WHAT TO DO> For the listing below, give the count of lines containing the string "linear" and nothing else.

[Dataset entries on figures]

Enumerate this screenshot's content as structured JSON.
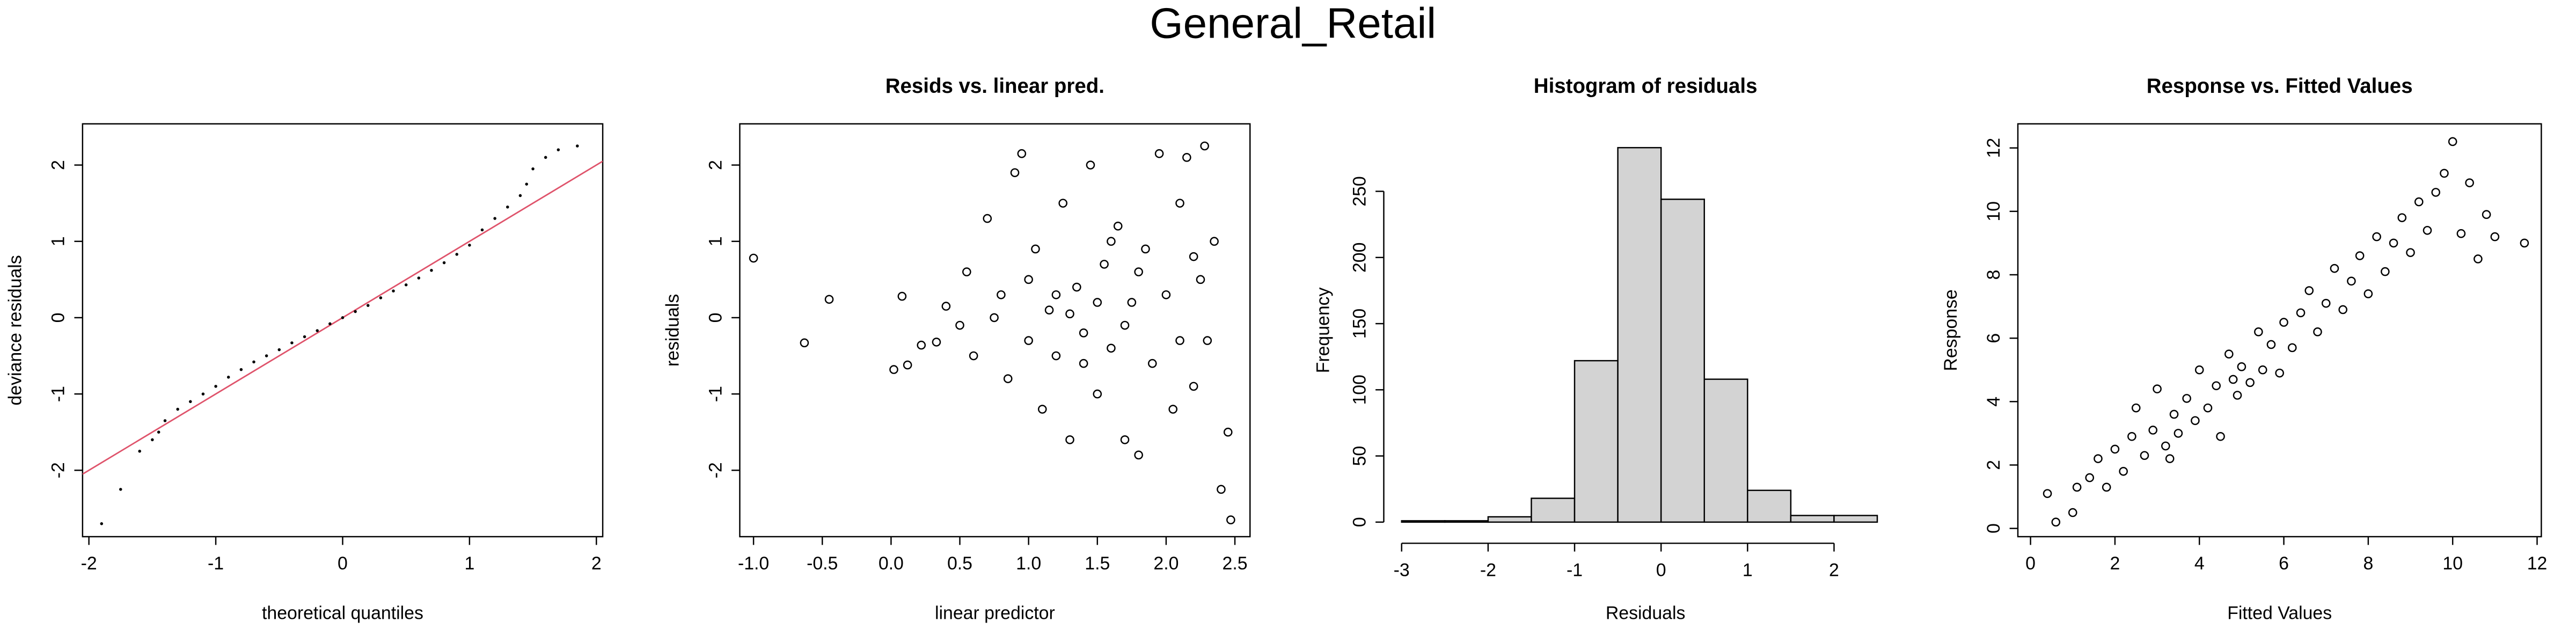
{
  "title": "General_Retail",
  "chart_data": [
    {
      "type": "qq",
      "box": true,
      "xlabel": "theoretical quantiles",
      "ylabel": "deviance residuals",
      "xlim": [
        -2.05,
        2.05
      ],
      "ylim": [
        -2.87,
        2.54
      ],
      "xticks": [
        -2,
        -1,
        0,
        1,
        2
      ],
      "yticks": [
        -2,
        -1,
        0,
        1,
        2
      ],
      "color": "#000000",
      "reference_line": {
        "intercept": 0,
        "slope": 1,
        "color": "#df536b"
      },
      "x": [
        -1.9,
        -1.75,
        -1.6,
        -1.5,
        -1.45,
        -1.4,
        -1.3,
        -1.2,
        -1.1,
        -1.0,
        -0.9,
        -0.8,
        -0.7,
        -0.6,
        -0.5,
        -0.4,
        -0.3,
        -0.2,
        -0.1,
        0,
        0.1,
        0.2,
        0.3,
        0.4,
        0.5,
        0.6,
        0.7,
        0.8,
        0.9,
        1.0,
        1.1,
        1.2,
        1.3,
        1.4,
        1.45,
        1.5,
        1.6,
        1.7,
        1.85
      ],
      "values": [
        -2.7,
        -2.25,
        -1.75,
        -1.6,
        -1.5,
        -1.35,
        -1.2,
        -1.1,
        -1.0,
        -0.9,
        -0.78,
        -0.68,
        -0.58,
        -0.5,
        -0.42,
        -0.33,
        -0.25,
        -0.17,
        -0.08,
        0,
        0.08,
        0.16,
        0.26,
        0.35,
        0.43,
        0.52,
        0.62,
        0.72,
        0.83,
        0.95,
        1.15,
        1.3,
        1.45,
        1.6,
        1.75,
        1.95,
        2.1,
        2.2,
        2.25
      ]
    },
    {
      "type": "scatter",
      "box": true,
      "title": "Resids vs. linear pred.",
      "xlabel": "linear predictor",
      "ylabel": "residuals",
      "xlim": [
        -1.1,
        2.61
      ],
      "ylim": [
        -2.87,
        2.54
      ],
      "xticks": [
        {
          "value": -1,
          "label": "-1.0"
        },
        -0.5,
        {
          "value": 0,
          "label": "0.0"
        },
        0.5,
        {
          "value": 1,
          "label": "1.0"
        },
        1.5,
        {
          "value": 2,
          "label": "2.0"
        },
        2.5
      ],
      "yticks": [
        -2,
        -1,
        0,
        1,
        2
      ],
      "color": "#000000",
      "x": [
        -1.0,
        -0.63,
        -0.45,
        0.08,
        0.02,
        0.12,
        0.22,
        0.33,
        0.4,
        0.5,
        0.55,
        0.6,
        0.7,
        0.8,
        0.85,
        0.9,
        0.95,
        1.0,
        1.05,
        1.1,
        1.15,
        1.2,
        1.25,
        1.3,
        1.35,
        1.4,
        1.45,
        1.5,
        1.55,
        1.6,
        1.65,
        1.7,
        1.75,
        1.8,
        1.85,
        1.9,
        1.95,
        2.0,
        2.05,
        2.1,
        2.15,
        2.2,
        2.25,
        2.28,
        2.3,
        2.35,
        2.4,
        2.45,
        2.47,
        1.3,
        1.5,
        1.7,
        1.2,
        1.0,
        1.8,
        2.1,
        1.4,
        0.75,
        1.6,
        2.2
      ],
      "values": [
        0.78,
        -0.33,
        0.24,
        0.28,
        -0.68,
        -0.62,
        -0.36,
        -0.32,
        0.15,
        -0.1,
        0.6,
        -0.5,
        1.3,
        0.3,
        -0.8,
        1.9,
        2.15,
        -0.3,
        0.9,
        -1.2,
        0.1,
        -0.5,
        1.5,
        -1.6,
        0.4,
        -0.2,
        2.0,
        -1.0,
        0.7,
        -0.4,
        1.2,
        -1.6,
        0.2,
        -1.8,
        0.9,
        -0.6,
        2.15,
        0.3,
        -1.2,
        1.5,
        2.1,
        -0.9,
        0.5,
        2.25,
        -0.3,
        1.0,
        -2.25,
        -1.5,
        -2.65,
        0.05,
        0.2,
        -0.1,
        0.3,
        0.5,
        0.6,
        -0.3,
        -0.6,
        0.0,
        1.0,
        0.8
      ]
    },
    {
      "type": "histogram",
      "box": false,
      "title": "Histogram of residuals",
      "xlabel": "Residuals",
      "ylabel": "Frequency",
      "xlim": [
        -3.13,
        2.77
      ],
      "ylim": [
        -11,
        301
      ],
      "xticks": [
        -3,
        -2,
        -1,
        0,
        1,
        2
      ],
      "yticks": [
        0,
        50,
        100,
        150,
        200,
        250
      ],
      "color": "#d3d3d3",
      "bins": [
        -3,
        -2.5,
        -2,
        -1.5,
        -1,
        -0.5,
        0,
        0.5,
        1,
        1.5,
        2,
        2.5
      ],
      "values": [
        1,
        1,
        4,
        18,
        122,
        283,
        244,
        108,
        24,
        5,
        5
      ]
    },
    {
      "type": "scatter",
      "box": true,
      "title": "Response vs. Fitted Values",
      "xlabel": "Fitted Values",
      "ylabel": "Response",
      "xlim": [
        -0.3,
        12.1
      ],
      "ylim": [
        -0.26,
        12.76
      ],
      "xticks": [
        0,
        2,
        4,
        6,
        8,
        10,
        12
      ],
      "yticks": [
        0,
        2,
        4,
        6,
        8,
        10,
        12
      ],
      "color": "#000000",
      "x": [
        0.4,
        0.6,
        1.0,
        1.1,
        1.4,
        1.6,
        1.8,
        2.0,
        2.2,
        2.4,
        2.5,
        2.7,
        2.9,
        3.0,
        3.2,
        3.4,
        3.5,
        3.7,
        3.9,
        4.0,
        4.2,
        4.4,
        4.5,
        4.7,
        4.9,
        5.0,
        5.2,
        5.4,
        5.5,
        5.7,
        5.9,
        6.0,
        6.2,
        6.4,
        6.6,
        6.8,
        7.0,
        7.2,
        7.4,
        7.6,
        7.8,
        8.0,
        8.2,
        8.4,
        8.6,
        8.8,
        9.0,
        9.2,
        9.4,
        9.6,
        9.8,
        10.0,
        10.2,
        10.4,
        10.6,
        10.8,
        11.0,
        11.7,
        3.3,
        4.8
      ],
      "values": [
        1.1,
        0.2,
        0.5,
        1.3,
        1.6,
        2.2,
        1.3,
        2.5,
        1.8,
        2.9,
        3.8,
        2.3,
        3.1,
        4.4,
        2.6,
        3.6,
        3.0,
        4.1,
        3.4,
        5.0,
        3.8,
        4.5,
        2.9,
        5.5,
        4.2,
        5.1,
        4.6,
        6.2,
        5.0,
        5.8,
        4.9,
        6.5,
        5.7,
        6.8,
        7.5,
        6.2,
        7.1,
        8.2,
        6.9,
        7.8,
        8.6,
        7.4,
        9.2,
        8.1,
        9.0,
        9.8,
        8.7,
        10.3,
        9.4,
        10.6,
        11.2,
        12.2,
        9.3,
        10.9,
        8.5,
        9.9,
        9.2,
        9.0,
        2.2,
        4.7
      ]
    }
  ]
}
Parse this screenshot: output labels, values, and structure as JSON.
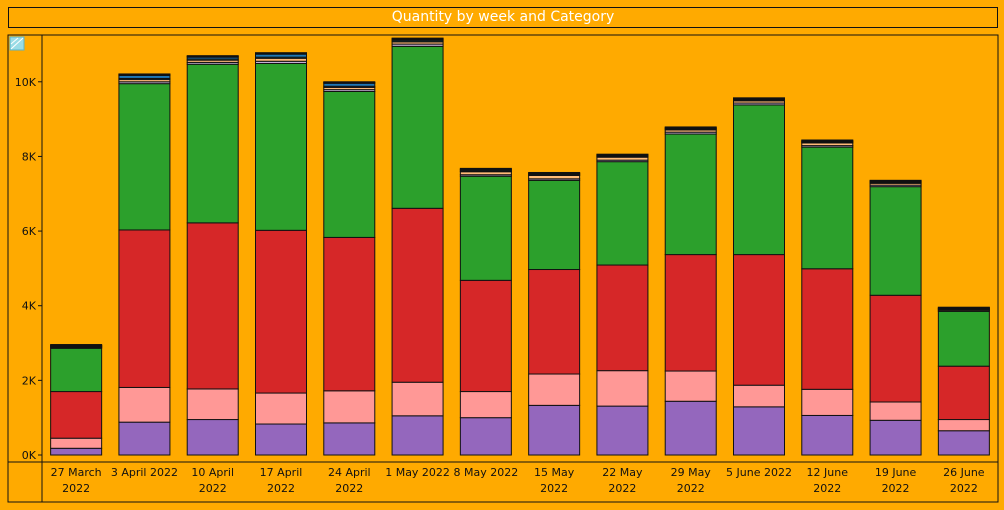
{
  "chart_data": {
    "type": "bar",
    "stacked": true,
    "title": "Quantity by week and Category",
    "xlabel": "",
    "ylabel": "",
    "ylim": [
      0,
      11200
    ],
    "y_ticks": [
      {
        "value": 0,
        "label": "0K"
      },
      {
        "value": 2000,
        "label": "2K"
      },
      {
        "value": 4000,
        "label": "4K"
      },
      {
        "value": 6000,
        "label": "6K"
      },
      {
        "value": 8000,
        "label": "8K"
      },
      {
        "value": 10000,
        "label": "10K"
      }
    ],
    "grid": false,
    "legend": "none",
    "categories": [
      [
        "27 March",
        "2022"
      ],
      [
        "3 April 2022"
      ],
      [
        "10 April",
        "2022"
      ],
      [
        "17 April",
        "2022"
      ],
      [
        "24 April",
        "2022"
      ],
      [
        "1 May 2022"
      ],
      [
        "8 May 2022"
      ],
      [
        "15 May",
        "2022"
      ],
      [
        "22 May",
        "2022"
      ],
      [
        "29 May",
        "2022"
      ],
      [
        "5 June 2022"
      ],
      [
        "12 June",
        "2022"
      ],
      [
        "19 June",
        "2022"
      ],
      [
        "26 June",
        "2022"
      ]
    ],
    "series": [
      {
        "color": "#9467BD",
        "values": [
          180,
          880,
          950,
          830,
          860,
          1050,
          1000,
          1330,
          1310,
          1440,
          1290,
          1060,
          930,
          650
        ]
      },
      {
        "color": "#FF9896",
        "values": [
          270,
          930,
          820,
          830,
          860,
          900,
          700,
          840,
          950,
          810,
          580,
          700,
          490,
          300
        ]
      },
      {
        "color": "#D62728",
        "values": [
          1250,
          4220,
          4450,
          4360,
          4110,
          4660,
          2980,
          2800,
          2830,
          3120,
          3500,
          3230,
          2860,
          1430
        ]
      },
      {
        "color": "#2CA02C",
        "values": [
          1160,
          3920,
          4250,
          4470,
          3910,
          4340,
          2790,
          2390,
          2770,
          3230,
          4010,
          3260,
          2910,
          1470
        ]
      },
      {
        "color": "#C5B0D5",
        "values": [
          20,
          50,
          50,
          60,
          50,
          60,
          40,
          40,
          40,
          50,
          50,
          40,
          40,
          20
        ]
      },
      {
        "color": "#FFBB78",
        "values": [
          20,
          60,
          60,
          80,
          60,
          60,
          80,
          90,
          80,
          60,
          60,
          70,
          50,
          30
        ]
      },
      {
        "color": "#17BECF",
        "values": [
          10,
          30,
          30,
          30,
          30,
          30,
          20,
          20,
          20,
          20,
          20,
          20,
          20,
          10
        ]
      },
      {
        "color": "#1F77B4",
        "values": [
          20,
          80,
          50,
          80,
          80,
          30,
          30,
          20,
          20,
          20,
          20,
          20,
          20,
          20
        ]
      },
      {
        "color": "#8C564B",
        "values": [
          10,
          20,
          20,
          20,
          20,
          20,
          20,
          20,
          20,
          20,
          20,
          20,
          20,
          10
        ]
      },
      {
        "color": "#222222",
        "values": [
          20,
          20,
          20,
          20,
          20,
          20,
          20,
          20,
          20,
          20,
          20,
          20,
          20,
          20
        ]
      }
    ]
  }
}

FINAL RESULT> 2